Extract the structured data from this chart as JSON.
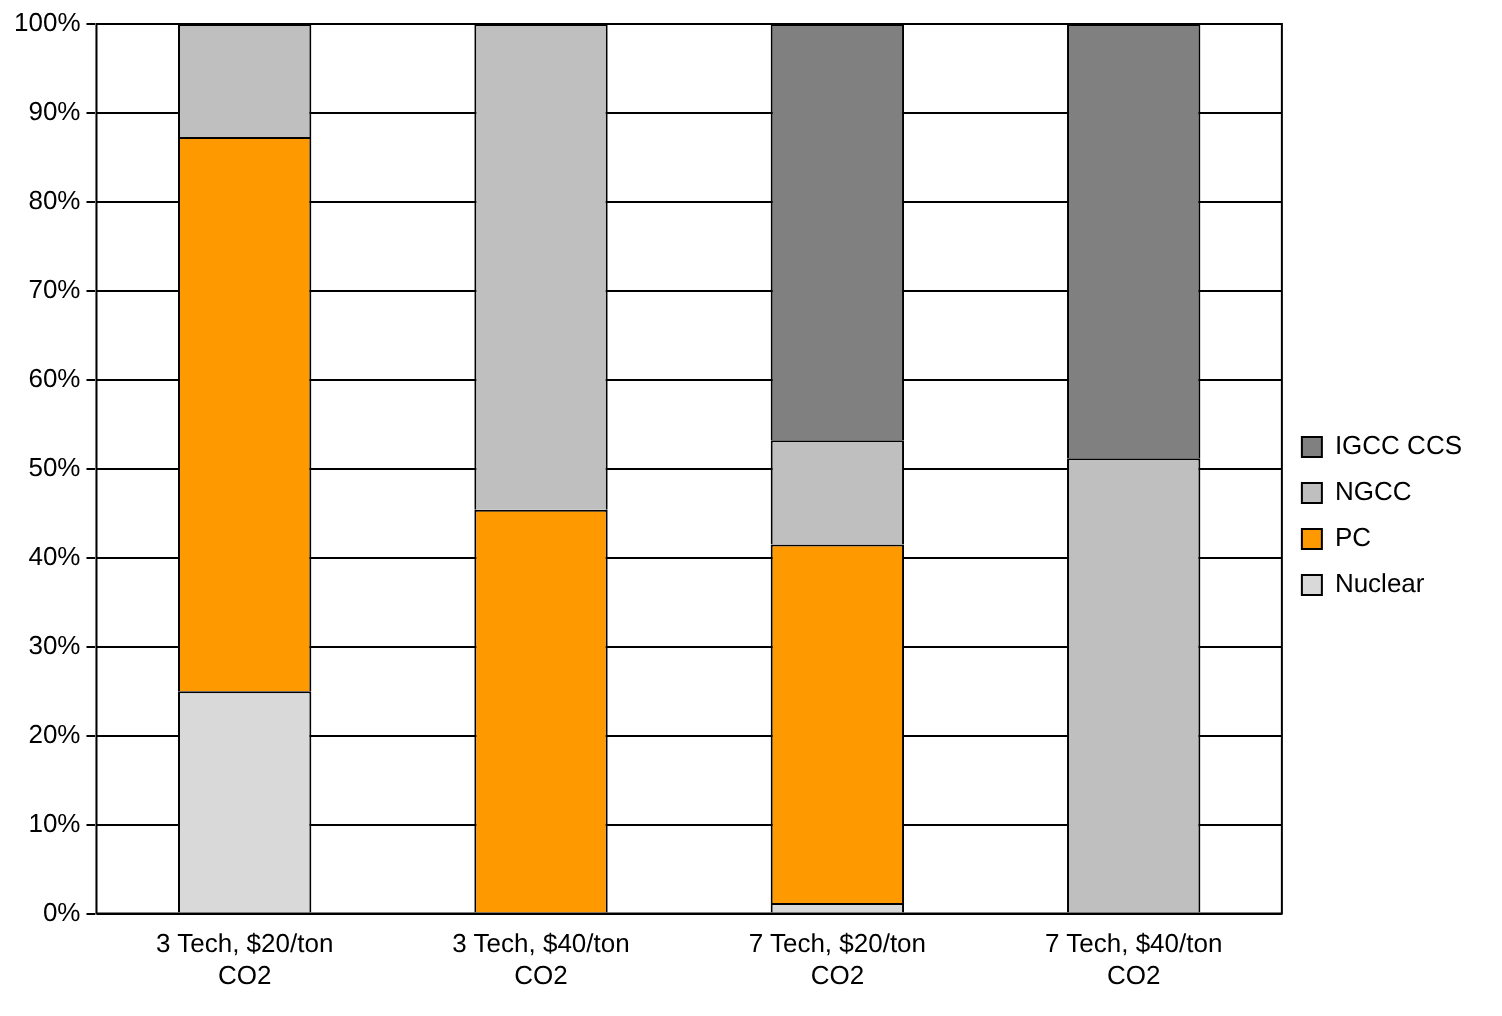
{
  "chart_data": {
    "type": "bar",
    "stacked": true,
    "categories": [
      "3 Tech, $20/ton CO2",
      "3 Tech, $40/ton CO2",
      "7 Tech, $20/ton CO2",
      "7 Tech, $40/ton CO2"
    ],
    "series": [
      {
        "name": "Nuclear",
        "color": "#d9d9d9",
        "values": [
          25,
          0,
          1.2,
          0
        ]
      },
      {
        "name": "PC",
        "color": "#ff9900",
        "values": [
          62.3,
          45.4,
          40.3,
          0
        ]
      },
      {
        "name": "NGCC",
        "color": "#bfbfbf",
        "values": [
          12.7,
          54.6,
          11.7,
          51.2
        ]
      },
      {
        "name": "IGCC CCS",
        "color": "#808080",
        "values": [
          0,
          0,
          46.8,
          48.8
        ]
      }
    ],
    "ylim": [
      0,
      100
    ],
    "yticks": [
      {
        "value": 0,
        "label": "0%"
      },
      {
        "value": 10,
        "label": "10%"
      },
      {
        "value": 20,
        "label": "20%"
      },
      {
        "value": 30,
        "label": "30%"
      },
      {
        "value": 40,
        "label": "40%"
      },
      {
        "value": 50,
        "label": "50%"
      },
      {
        "value": 60,
        "label": "60%"
      },
      {
        "value": 70,
        "label": "70%"
      },
      {
        "value": 80,
        "label": "80%"
      },
      {
        "value": 90,
        "label": "90%"
      },
      {
        "value": 100,
        "label": "100%"
      }
    ],
    "grid": "y",
    "legend": "right"
  }
}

• **What this task involves**
Return each line from the material above exactly, but not the pictures.

• **Result for this task**
Extract the structured data from this chart as JSON.
{
  "chart_data": {
    "type": "bar",
    "stacked": true,
    "categories": [
      "3 Tech, $20/ton CO2",
      "3 Tech, $40/ton CO2",
      "7 Tech, $20/ton CO2",
      "7 Tech, $40/ton CO2"
    ],
    "series": [
      {
        "name": "Nuclear",
        "color": "#d9d9d9",
        "values": [
          25,
          0,
          1.2,
          0
        ]
      },
      {
        "name": "PC",
        "color": "#ff9900",
        "values": [
          62.3,
          45.4,
          40.3,
          0
        ]
      },
      {
        "name": "NGCC",
        "color": "#bfbfbf",
        "values": [
          12.7,
          54.6,
          11.7,
          51.2
        ]
      },
      {
        "name": "IGCC CCS",
        "color": "#808080",
        "values": [
          0,
          0,
          46.8,
          48.8
        ]
      }
    ],
    "ylim": [
      0,
      100
    ],
    "yticks": [
      {
        "value": 0,
        "label": "0%"
      },
      {
        "value": 10,
        "label": "10%"
      },
      {
        "value": 20,
        "label": "20%"
      },
      {
        "value": 30,
        "label": "30%"
      },
      {
        "value": 40,
        "label": "40%"
      },
      {
        "value": 50,
        "label": "50%"
      },
      {
        "value": 60,
        "label": "60%"
      },
      {
        "value": 70,
        "label": "70%"
      },
      {
        "value": 80,
        "label": "80%"
      },
      {
        "value": 90,
        "label": "90%"
      },
      {
        "value": 100,
        "label": "100%"
      }
    ],
    "grid": "y",
    "legend": "right"
  }
}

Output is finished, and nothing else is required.